Data entries:
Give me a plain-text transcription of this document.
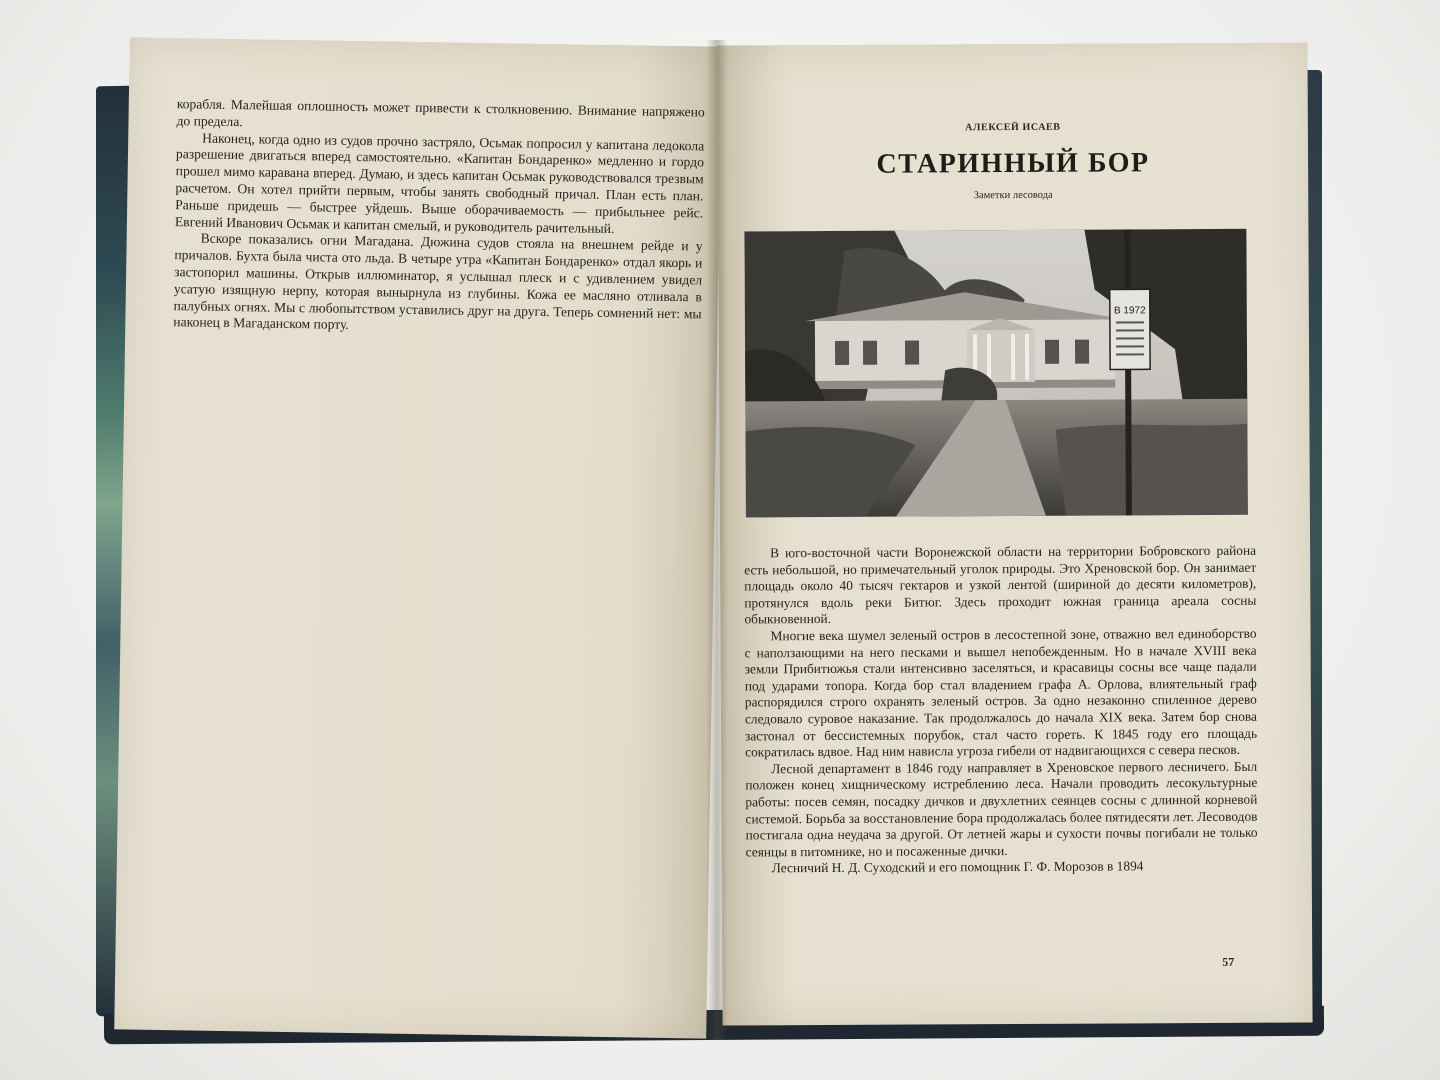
корабля. Малейшая оплошность может привести к столкновению. Внимание напряжено до предела.

Наконец, когда одно из судов прочно застряло, Осьмак попросил у капитана ледокола разрешение двигаться вперед самостоятельно. «Капитан Бондаренко» медленно и гордо прошел мимо каравана вперед. Думаю, и здесь капитан Осьмак руководствовался трезвым расчетом. Он хотел прийти первым, чтобы занять свободный причал. План есть план. Раньше придешь — быстрее уйдешь. Выше оборачиваемость — прибыльнее рейс. Евгений Иванович Осьмак и капитан смелый, и руководитель рачительный.

Вскоре показались огни Магадана. Дюжина судов стояла на внешнем рейде и у причалов. Бухта была чиста ото льда. В четыре утра «Капитан Бондаренко» отдал якорь и застопорил машины. Открыв иллюминатор, я услышал плеск и с удивлением увидел усатую изящную нерпу, которая вынырнула из глубины. Кожа ее масляно отливала в палубных огнях. Мы с любопытством уставились друг на друга. Теперь сомнений нет: мы наконец в Магаданском порту.

АЛЕКСЕЙ ИСАЕВ
СТАРИННЫЙ БОР
Заметки лесовода
В 1972

В юго-восточной части Воронежской области на территории Бобровского района есть небольшой, но примечательный уголок природы. Это Хреновской бор. Он занимает площадь около 40 тысяч гектаров и узкой лентой (шириной до десяти километров), протянулся вдоль реки Битюг. Здесь проходит южная граница ареала сосны обыкновенной.

Многие века шумел зеленый остров в лесостепной зоне, отважно вел единоборство с наползающими на него песками и вышел непобежденным. Но в начале XVIII века земли Прибитюжья стали интенсивно заселяться, и красавицы сосны все чаще падали под ударами топора. Когда бор стал владением графа А. Орлова, влиятельный граф распорядился строго охранять зеленый остров. За одно незаконно спиленное дерево следовало суровое наказание. Так продолжалось до начала XIX века. Затем бор снова застонал от бессистемных порубок, стал часто гореть. К 1845 году его площадь сократилась вдвое. Над ним нависла угроза гибели от надвигающихся с севера песков.

Лесной департамент в 1846 году направляет в Хреновское первого лесничего. Был положен конец хищническому истреблению леса. Начали проводить лесокультурные работы: посев семян, посадку дичков и двухлетних сеянцев сосны с длинной корневой системой. Борьба за восстановление бора продолжалась более пятидесяти лет. Лесоводов постигала одна неудача за другой. От летней жары и сухости почвы погибали не только сеянцы в питомнике, но и посаженные дички.

Лесничий Н. Д. Суходский и его помощник Г. Ф. Морозов в 1894

57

## Work to complete
Omit the pictures and reproduce the listing exactly.

## The result
Give me a plain-text transcription of this document.
корабля. Малейшая оплошность может привести к столкновению. Внимание напряжено до предела.

Наконец, когда одно из судов прочно застряло, Осьмак попросил у капитана ледокола разрешение двигаться вперед самостоятельно. «Капитан Бондаренко» медленно и гордо прошел мимо каравана вперед. Думаю, и здесь капитан Осьмак руководствовался трезвым расчетом. Он хотел прийти первым, чтобы занять свободный причал. План есть план. Раньше придешь — быстрее уйдешь. Выше оборачиваемость — прибыльнее рейс. Евгений Иванович Осьмак и капитан смелый, и руководитель рачительный.

Вскоре показались огни Магадана. Дюжина судов стояла на внешнем рейде и у причалов. Бухта была чиста ото льда. В четыре утра «Капитан Бондаренко» отдал якорь и застопорил машины. Открыв иллюминатор, я услышал плеск и с удивлением увидел усатую изящную нерпу, которая вынырнула из глубины. Кожа ее масляно отливала в палубных огнях. Мы с любопытством уставились друг на друга. Теперь сомнений нет: мы наконец в Магаданском порту.

АЛЕКСЕЙ ИСАЕВ
СТАРИННЫЙ БОР
Заметки лесовода
В 1972

В юго-восточной части Воронежской области на территории Бобровского района есть небольшой, но примечательный уголок природы. Это Хреновской бор. Он занимает площадь около 40 тысяч гектаров и узкой лентой (шириной до десяти километров), протянулся вдоль реки Битюг. Здесь проходит южная граница ареала сосны обыкновенной.

Многие века шумел зеленый остров в лесостепной зоне, отважно вел единоборство с наползающими на него песками и вышел непобежденным. Но в начале XVIII века земли Прибитюжья стали интенсивно заселяться, и красавицы сосны все чаще падали под ударами топора. Когда бор стал владением графа А. Орлова, влиятельный граф распорядился строго охранять зеленый остров. За одно незаконно спиленное дерево следовало суровое наказание. Так продолжалось до начала XIX века. Затем бор снова застонал от бессистемных порубок, стал часто гореть. К 1845 году его площадь сократилась вдвое. Над ним нависла угроза гибели от надвигающихся с севера песков.

Лесной департамент в 1846 году направляет в Хреновское первого лесничего. Был положен конец хищническому истреблению леса. Начали проводить лесокультурные работы: посев семян, посадку дичков и двухлетних сеянцев сосны с длинной корневой системой. Борьба за восстановление бора продолжалась более пятидесяти лет. Лесоводов постигала одна неудача за другой. От летней жары и сухости почвы погибали не только сеянцы в питомнике, но и посаженные дички.

Лесничий Н. Д. Суходский и его помощник Г. Ф. Морозов в 1894

57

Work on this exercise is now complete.